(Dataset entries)
__________________________________________________

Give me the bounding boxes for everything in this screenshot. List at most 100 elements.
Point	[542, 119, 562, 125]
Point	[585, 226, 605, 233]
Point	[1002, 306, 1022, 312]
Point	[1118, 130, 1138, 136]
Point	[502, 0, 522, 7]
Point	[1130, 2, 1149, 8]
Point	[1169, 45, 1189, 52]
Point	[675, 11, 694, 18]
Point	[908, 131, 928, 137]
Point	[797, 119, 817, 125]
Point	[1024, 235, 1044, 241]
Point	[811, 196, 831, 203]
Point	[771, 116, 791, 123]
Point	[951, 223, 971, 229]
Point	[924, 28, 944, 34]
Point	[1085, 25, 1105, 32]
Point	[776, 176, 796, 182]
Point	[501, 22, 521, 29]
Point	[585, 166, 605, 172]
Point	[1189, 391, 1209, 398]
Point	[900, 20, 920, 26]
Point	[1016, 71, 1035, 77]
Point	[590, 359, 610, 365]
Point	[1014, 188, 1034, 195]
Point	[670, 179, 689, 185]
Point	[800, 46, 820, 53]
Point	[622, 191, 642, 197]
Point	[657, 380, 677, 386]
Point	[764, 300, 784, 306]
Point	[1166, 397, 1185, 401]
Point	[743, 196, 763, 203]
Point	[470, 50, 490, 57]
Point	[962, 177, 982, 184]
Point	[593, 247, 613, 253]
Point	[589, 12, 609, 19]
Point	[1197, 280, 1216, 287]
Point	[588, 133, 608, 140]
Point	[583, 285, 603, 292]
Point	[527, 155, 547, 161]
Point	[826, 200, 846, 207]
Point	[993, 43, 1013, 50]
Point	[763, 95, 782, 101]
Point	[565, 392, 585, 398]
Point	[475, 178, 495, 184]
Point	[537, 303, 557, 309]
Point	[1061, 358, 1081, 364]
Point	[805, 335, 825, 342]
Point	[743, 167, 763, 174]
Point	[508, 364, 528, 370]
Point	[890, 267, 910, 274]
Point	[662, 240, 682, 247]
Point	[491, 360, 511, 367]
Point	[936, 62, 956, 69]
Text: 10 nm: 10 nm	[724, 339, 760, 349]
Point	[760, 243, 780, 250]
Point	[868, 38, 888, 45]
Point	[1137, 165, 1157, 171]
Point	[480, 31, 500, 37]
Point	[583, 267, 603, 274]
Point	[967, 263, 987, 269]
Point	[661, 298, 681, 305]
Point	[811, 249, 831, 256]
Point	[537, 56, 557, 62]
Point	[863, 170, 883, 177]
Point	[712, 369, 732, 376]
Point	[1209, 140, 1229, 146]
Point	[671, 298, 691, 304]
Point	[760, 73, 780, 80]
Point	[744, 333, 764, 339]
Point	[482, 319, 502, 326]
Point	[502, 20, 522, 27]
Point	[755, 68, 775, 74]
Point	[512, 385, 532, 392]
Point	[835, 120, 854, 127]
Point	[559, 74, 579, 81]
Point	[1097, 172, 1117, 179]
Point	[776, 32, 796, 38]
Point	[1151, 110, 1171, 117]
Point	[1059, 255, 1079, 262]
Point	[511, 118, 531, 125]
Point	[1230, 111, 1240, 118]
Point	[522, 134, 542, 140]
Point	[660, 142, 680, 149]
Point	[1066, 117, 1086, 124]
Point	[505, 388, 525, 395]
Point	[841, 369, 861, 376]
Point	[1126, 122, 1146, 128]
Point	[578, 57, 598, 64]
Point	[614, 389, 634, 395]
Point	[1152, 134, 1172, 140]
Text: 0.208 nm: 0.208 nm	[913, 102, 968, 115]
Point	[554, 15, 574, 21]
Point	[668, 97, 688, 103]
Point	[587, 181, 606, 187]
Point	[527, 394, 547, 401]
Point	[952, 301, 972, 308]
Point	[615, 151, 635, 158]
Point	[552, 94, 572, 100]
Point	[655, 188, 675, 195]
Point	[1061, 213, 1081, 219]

__________________________________________________

Written problem:
Rewrite the dataset entries, changing "everything" to "each item" wherever it occurs and leaving everything else unchanged.

Final answer:
Give me the bounding boxes for each item in this screenshot. List at most 100 elements.
Point	[542, 119, 562, 125]
Point	[585, 226, 605, 233]
Point	[1002, 306, 1022, 312]
Point	[1118, 130, 1138, 136]
Point	[502, 0, 522, 7]
Point	[1130, 2, 1149, 8]
Point	[1169, 45, 1189, 52]
Point	[675, 11, 694, 18]
Point	[908, 131, 928, 137]
Point	[797, 119, 817, 125]
Point	[1024, 235, 1044, 241]
Point	[811, 196, 831, 203]
Point	[771, 116, 791, 123]
Point	[951, 223, 971, 229]
Point	[924, 28, 944, 34]
Point	[1085, 25, 1105, 32]
Point	[776, 176, 796, 182]
Point	[501, 22, 521, 29]
Point	[585, 166, 605, 172]
Point	[1189, 391, 1209, 398]
Point	[900, 20, 920, 26]
Point	[1016, 71, 1035, 77]
Point	[590, 359, 610, 365]
Point	[1014, 188, 1034, 195]
Point	[670, 179, 689, 185]
Point	[800, 46, 820, 53]
Point	[622, 191, 642, 197]
Point	[657, 380, 677, 386]
Point	[764, 300, 784, 306]
Point	[1166, 397, 1185, 401]
Point	[743, 196, 763, 203]
Point	[470, 50, 490, 57]
Point	[962, 177, 982, 184]
Point	[593, 247, 613, 253]
Point	[589, 12, 609, 19]
Point	[1197, 280, 1216, 287]
Point	[588, 133, 608, 140]
Point	[583, 285, 603, 292]
Point	[527, 155, 547, 161]
Point	[826, 200, 846, 207]
Point	[993, 43, 1013, 50]
Point	[763, 95, 782, 101]
Point	[565, 392, 585, 398]
Point	[475, 178, 495, 184]
Point	[537, 303, 557, 309]
Point	[1061, 358, 1081, 364]
Point	[805, 335, 825, 342]
Point	[743, 167, 763, 174]
Point	[508, 364, 528, 370]
Point	[890, 267, 910, 274]
Point	[662, 240, 682, 247]
Point	[491, 360, 511, 367]
Point	[936, 62, 956, 69]
Text: 10 nm: 10 nm	[724, 339, 760, 349]
Point	[760, 243, 780, 250]
Point	[868, 38, 888, 45]
Point	[1137, 165, 1157, 171]
Point	[480, 31, 500, 37]
Point	[583, 267, 603, 274]
Point	[967, 263, 987, 269]
Point	[661, 298, 681, 305]
Point	[811, 249, 831, 256]
Point	[537, 56, 557, 62]
Point	[863, 170, 883, 177]
Point	[712, 369, 732, 376]
Point	[1209, 140, 1229, 146]
Point	[671, 298, 691, 304]
Point	[760, 73, 780, 80]
Point	[744, 333, 764, 339]
Point	[482, 319, 502, 326]
Point	[502, 20, 522, 27]
Point	[755, 68, 775, 74]
Point	[512, 385, 532, 392]
Point	[835, 120, 854, 127]
Point	[559, 74, 579, 81]
Point	[1097, 172, 1117, 179]
Point	[776, 32, 796, 38]
Point	[1151, 110, 1171, 117]
Point	[1059, 255, 1079, 262]
Point	[511, 118, 531, 125]
Point	[1230, 111, 1240, 118]
Point	[522, 134, 542, 140]
Point	[660, 142, 680, 149]
Point	[1066, 117, 1086, 124]
Point	[505, 388, 525, 395]
Point	[841, 369, 861, 376]
Point	[1126, 122, 1146, 128]
Point	[578, 57, 598, 64]
Point	[614, 389, 634, 395]
Point	[1152, 134, 1172, 140]
Text: 0.208 nm: 0.208 nm	[913, 102, 968, 115]
Point	[554, 15, 574, 21]
Point	[668, 97, 688, 103]
Point	[587, 181, 606, 187]
Point	[527, 394, 547, 401]
Point	[952, 301, 972, 308]
Point	[615, 151, 635, 158]
Point	[552, 94, 572, 100]
Point	[655, 188, 675, 195]
Point	[1061, 213, 1081, 219]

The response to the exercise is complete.